◆ **WRITTEN EXERCISE**: Write out each line exactly as given. Leave the pictures out of your copy.

Rows from a dataset
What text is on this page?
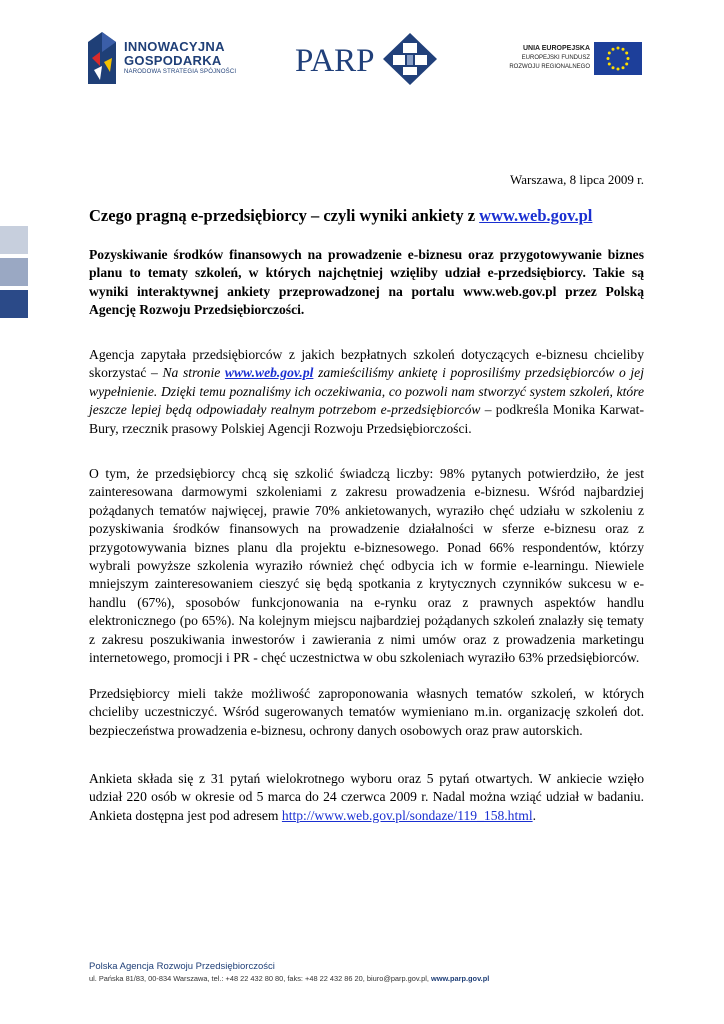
INNOWACYJNA
GOSPODARKA
NARODOWA STRATEGIA SPÓJNOŚCI PARP	UNIA EUROPEJSKA
EUROPEJSKI FUNDUSZ
ROZWOJU REGIONALNEGO
Warszawa, 8 lipca 2009 r.
Czego pragną e-przedsiębiorcy – czyli wyniki ankiety z www.web.gov.pl
Pozyskiwanie środków finansowych na prowadzenie e-biznesu oraz przygotowywanie biznes planu to tematy szkoleń, w których najchętniej wzięliby udział e-przedsiębiorcy. Takie są wyniki interaktywnej ankiety przeprowadzonej na portalu www.web.gov.pl przez Polską Agencję Rozwoju Przedsiębiorczości.
Agencja zapytała przedsiębiorców z jakich bezpłatnych szkoleń dotyczących e-biznesu chcieliby skorzystać – Na stronie www.web.gov.pl zamieściliśmy ankietę i poprosiliśmy przedsiębiorców o jej wypełnienie. Dzięki temu poznaliśmy ich oczekiwania, co pozwoli nam stworzyć system szkoleń, które jeszcze lepiej będą odpowiadały realnym potrzebom e-przedsiębiorców – podkreśla Monika Karwat-Bury, rzecznik prasowy Polskiej Agencji Rozwoju Przedsiębiorczości.
O tym, że przedsiębiorcy chcą się szkolić świadczą liczby: 98% pytanych potwierdziło, że jest zainteresowana darmowymi szkoleniami z zakresu prowadzenia e-biznesu. Wśród najbardziej pożądanych tematów najwięcej, prawie 70% ankietowanych, wyraziło chęć udziału w szkoleniu z pozyskiwania środków finansowych na prowadzenie działalności w sferze e-biznesu oraz z przygotowywania biznes planu dla projektu e-biznesowego. Ponad 66% respondentów, którzy wybrali powyższe szkolenia wyraziło również chęć odbycia ich w formie e-learningu. Niewiele mniejszym zainteresowaniem cieszyć się będą spotkania z krytycznych czynników sukcesu w e-handlu (67%), sposobów funkcjonowania na e-rynku oraz z prawnych aspektów handlu elektronicznego (po 65%). Na kolejnym miejscu najbardziej pożądanych szkoleń znalazły się tematy z zakresu poszukiwania inwestorów i zawierania z nimi umów oraz z prowadzenia marketingu internetowego, promocji i PR - chęć uczestnictwa w obu szkoleniach wyraziło 63% przedsiębiorców.
Przedsiębiorcy mieli także możliwość zaproponowania własnych tematów szkoleń, w których chcieliby uczestniczyć. Wśród sugerowanych tematów wymieniano m.in. organizację szkoleń dot. bezpieczeństwa prowadzenia e-biznesu, ochrony danych osobowych oraz praw autorskich.
Ankieta składa się z 31 pytań wielokrotnego wyboru oraz 5 pytań otwartych. W ankiecie wzięło udział 220 osób w okresie od 5 marca do 24 czerwca 2009 r. Nadal można wziąć udział w badaniu. Ankieta dostępna jest pod adresem http://www.web.gov.pl/sondaze/119_158.html.
Polska Agencja Rozwoju Przedsiębiorczości
ul. Pańska 81/83, 00-834 Warszawa, tel.: +48 22 432 80 80, faks: +48 22 432 86 20, biuro@parp.gov.pl, www.parp.gov.pl
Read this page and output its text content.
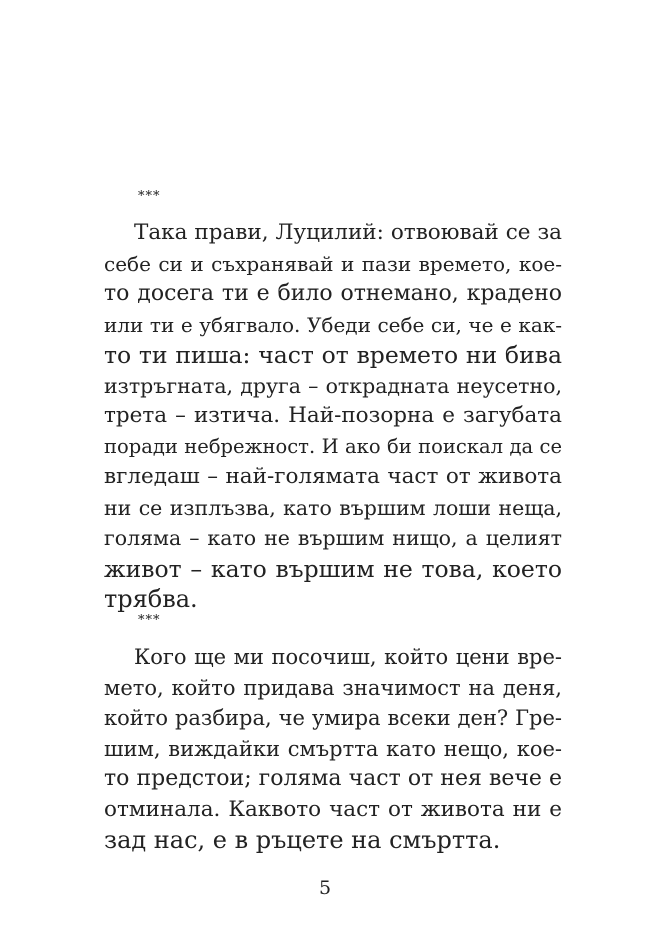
***
Така прави, Луцилий: отвоювай се за
себе си и съхранявай и пази времето, кое-
то досега ти е било отнемано, крадено
или ти е убягвало. Убеди себе си, че е как-
то ти пиша: част от времето ни бива
изтръгната, друга – открадната неусетно,
трета – изтича. Най-позорна е загубата
поради небрежност. И ако би поискал да се
вгледаш – най-голямата част от живота
ни се изплъзва, като вършим лоши неща,
голяма – като не вършим нищо, а целият
живот – като вършим не това, което
трябва.
***
Кого ще ми посочиш, който цени вре-
мето, който придава значимост на деня,
който разбира, че умира всеки ден? Гре-
шим, виждайки смъртта като нещо, кое-
то предстои; голяма част от нея вече е
отминала. Каквото част от живота ни е
зад нас, е в ръцете на смъртта.
5
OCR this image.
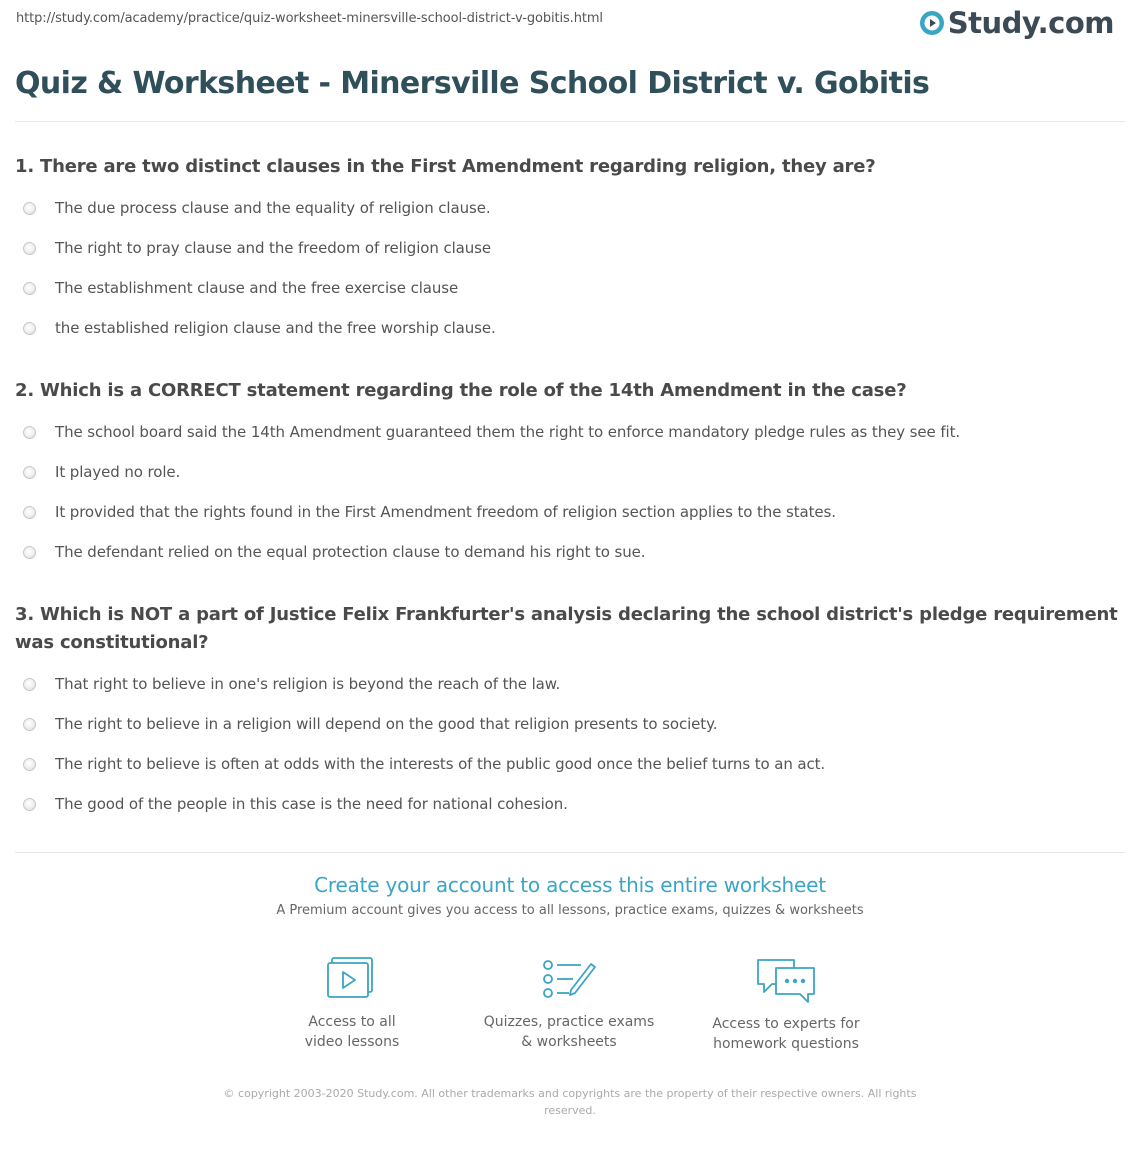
http://study.com/academy/practice/quiz-worksheet-minersville-school-district-v-gobitis.html	Study.com
Quiz & Worksheet - Minersville School District v. Gobitis

1. There are two distinct clauses in the First Amendment regarding religion, they are?

The due process clause and the equality of religion clause.
The right to pray clause and the freedom of religion clause
The establishment clause and the free exercise clause
the established religion clause and the free worship clause.

2. Which is a CORRECT statement regarding the role of the 14th Amendment in the case?

The school board said the 14th Amendment guaranteed them the right to enforce mandatory pledge rules as they see fit.
It played no role.
It provided that the rights found in the First Amendment freedom of religion section applies to the states.
The defendant relied on the equal protection clause to demand his right to sue.

3. Which is NOT a part of Justice Felix Frankfurter's analysis declaring the school district's pledge requirement was constitutional?

That right to believe in one's religion is beyond the reach of the law.
The right to believe in a religion will depend on the good that religion presents to society.
The right to believe is often at odds with the interests of the public good once the belief turns to an act.
The good of the people in this case is the need for national cohesion.

Create your account to access this entire worksheet

A Premium account gives you access to all lessons, practice exams, quizzes & worksheets
Access to all
video lessons
Quizzes, practice exams
& worksheets
Access to experts for
homework questions
© copyright 2003-2020 Study.com. All other trademarks and copyrights are the property of their respective owners. All rights reserved.
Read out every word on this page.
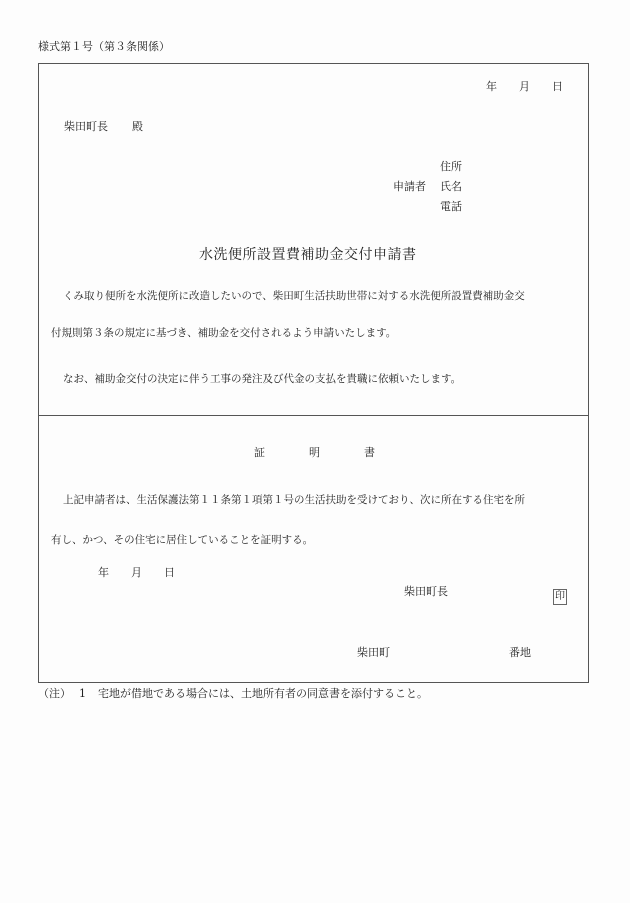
様式第１号（第３条関係）
年 月 日
柴田町長 殿
住所
申請者 氏名
電話
水洗便所設置費補助金交付申請書
くみ取り便所を水洗便所に改造したいので、柴田町生活扶助世帯に対する水洗便所設置費補助金交
付規則第３条の規定に基づき、補助金を交付されるよう申請いたします。
なお、補助金交付の決定に伴う工事の発注及び代金の支払を貴職に依頼いたします。
証	明	書
上記申請者は、生活保護法第１１条第１項第１号の生活扶助を受けており、次に所在する住宅を所
有し、かつ、その住宅に居住していることを証明する。
年 月 日
柴田町長	印
柴田町	番地
（注） 1 宅地が借地である場合には、土地所有者の同意書を添付すること。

◆ **THE REPLY**:
What text is on this page?
INNOWACYJNA
GOSPODARKA
NARODOWA STRATEGIA SPÓJNOŚCI PARP	UNIA EUROPEJSKA
EUROPEJSKI FUNDUSZ
ROZWOJU REGIONALNEGO
Warszawa, 8 lipca 2009 r.
Czego pragną e-przedsiębiorcy – czyli wyniki ankiety z www.web.gov.pl
Pozyskiwanie środków finansowych na prowadzenie e-biznesu oraz przygotowywanie biznes planu to tematy szkoleń, w których najchętniej wzięliby udział e-przedsiębiorcy. Takie są wyniki interaktywnej ankiety przeprowadzonej na portalu www.web.gov.pl przez Polską Agencję Rozwoju Przedsiębiorczości.
Agencja zapytała przedsiębiorców z jakich bezpłatnych szkoleń dotyczących e-biznesu chcieliby skorzystać – Na stronie www.web.gov.pl zamieściliśmy ankietę i poprosiliśmy przedsiębiorców o jej wypełnienie. Dzięki temu poznaliśmy ich oczekiwania, co pozwoli nam stworzyć system szkoleń, które jeszcze lepiej będą odpowiadały realnym potrzebom e-przedsiębiorców – podkreśla Monika Karwat-Bury, rzecznik prasowy Polskiej Agencji Rozwoju Przedsiębiorczości.
O tym, że przedsiębiorcy chcą się szkolić świadczą liczby: 98% pytanych potwierdziło, że jest zainteresowana darmowymi szkoleniami z zakresu prowadzenia e-biznesu. Wśród najbardziej pożądanych tematów najwięcej, prawie 70% ankietowanych, wyraziło chęć udziału w szkoleniu z pozyskiwania środków finansowych na prowadzenie działalności w sferze e-biznesu oraz z przygotowywania biznes planu dla projektu e-biznesowego. Ponad 66% respondentów, którzy wybrali powyższe szkolenia wyraziło również chęć odbycia ich w formie e-learningu. Niewiele mniejszym zainteresowaniem cieszyć się będą spotkania z krytycznych czynników sukcesu w e-handlu (67%), sposobów funkcjonowania na e-rynku oraz z prawnych aspektów handlu elektronicznego (po 65%). Na kolejnym miejscu najbardziej pożądanych szkoleń znalazły się tematy z zakresu poszukiwania inwestorów i zawierania z nimi umów oraz z prowadzenia marketingu internetowego, promocji i PR - chęć uczestnictwa w obu szkoleniach wyraziło 63% przedsiębiorców.
Przedsiębiorcy mieli także możliwość zaproponowania własnych tematów szkoleń, w których chcieliby uczestniczyć. Wśród sugerowanych tematów wymieniano m.in. organizację szkoleń dot. bezpieczeństwa prowadzenia e-biznesu, ochrony danych osobowych oraz praw autorskich.
Ankieta składa się z 31 pytań wielokrotnego wyboru oraz 5 pytań otwartych. W ankiecie wzięło udział 220 osób w okresie od 5 marca do 24 czerwca 2009 r. Nadal można wziąć udział w badaniu. Ankieta dostępna jest pod adresem http://www.web.gov.pl/sondaze/119_158.html.
Polska Agencja Rozwoju Przedsiębiorczości
ul. Pańska 81/83, 00-834 Warszawa, tel.: +48 22 432 80 80, faks: +48 22 432 86 20, biuro@parp.gov.pl, www.parp.gov.pl
Read this page and output its text content.
***
Така прави, Луцилий: отвоювай се за
себе си и съхранявай и пази времето, кое-
то досега ти е било отнемано, крадено
или ти е убягвало. Убеди себе си, че е как-
то ти пиша: част от времето ни бива
изтръгната, друга – открадната неусетно,
трета – изтича. Най-позорна е загубата
поради небрежност. И ако би поискал да се
вгледаш – най-голямата част от живота
ни се изплъзва, като вършим лоши неща,
голяма – като не вършим нищо, а целият
живот – като вършим не това, което
трябва.
***
Кого ще ми посочиш, който цени вре-
мето, който придава значимост на деня,
който разбира, че умира всеки ден? Гре-
шим, виждайки смъртта като нещо, кое-
то предстои; голяма част от нея вече е
отминала. Каквото част от живота ни е
зад нас, е в ръцете на смъртта.
5
OCR this image.
http://study.com/academy/practice/quiz-worksheet-minersville-school-district-v-gobitis.html	Study.com
Quiz & Worksheet - Minersville School District v. Gobitis

1. There are two distinct clauses in the First Amendment regarding religion, they are?

The due process clause and the equality of religion clause.
The right to pray clause and the freedom of religion clause
The establishment clause and the free exercise clause
the established religion clause and the free worship clause.

2. Which is a CORRECT statement regarding the role of the 14th Amendment in the case?

The school board said the 14th Amendment guaranteed them the right to enforce mandatory pledge rules as they see fit.
It played no role.
It provided that the rights found in the First Amendment freedom of religion section applies to the states.
The defendant relied on the equal protection clause to demand his right to sue.

3. Which is NOT a part of Justice Felix Frankfurter's analysis declaring the school district's pledge requirement was constitutional?

That right to believe in one's religion is beyond the reach of the law.
The right to believe in a religion will depend on the good that religion presents to society.
The right to believe is often at odds with the interests of the public good once the belief turns to an act.
The good of the people in this case is the need for national cohesion.

Create your account to access this entire worksheet

A Premium account gives you access to all lessons, practice exams, quizzes & worksheets
Access to all
video lessons
Quizzes, practice exams
& worksheets
Access to experts for
homework questions
© copyright 2003-2020 Study.com. All other trademarks and copyrights are the property of their respective owners. All rights reserved.
Read out every word on this page.
様式第１号（第３条関係）
年 月 日
柴田町長 殿
住所
申請者 氏名
電話
水洗便所設置費補助金交付申請書
くみ取り便所を水洗便所に改造したいので、柴田町生活扶助世帯に対する水洗便所設置費補助金交
付規則第３条の規定に基づき、補助金を交付されるよう申請いたします。
なお、補助金交付の決定に伴う工事の発注及び代金の支払を貴職に依頼いたします。
証	明	書
上記申請者は、生活保護法第１１条第１項第１号の生活扶助を受けており、次に所在する住宅を所
有し、かつ、その住宅に居住していることを証明する。
年 月 日
柴田町長	印
柴田町	番地
（注） 1 宅地が借地である場合には、土地所有者の同意書を添付すること。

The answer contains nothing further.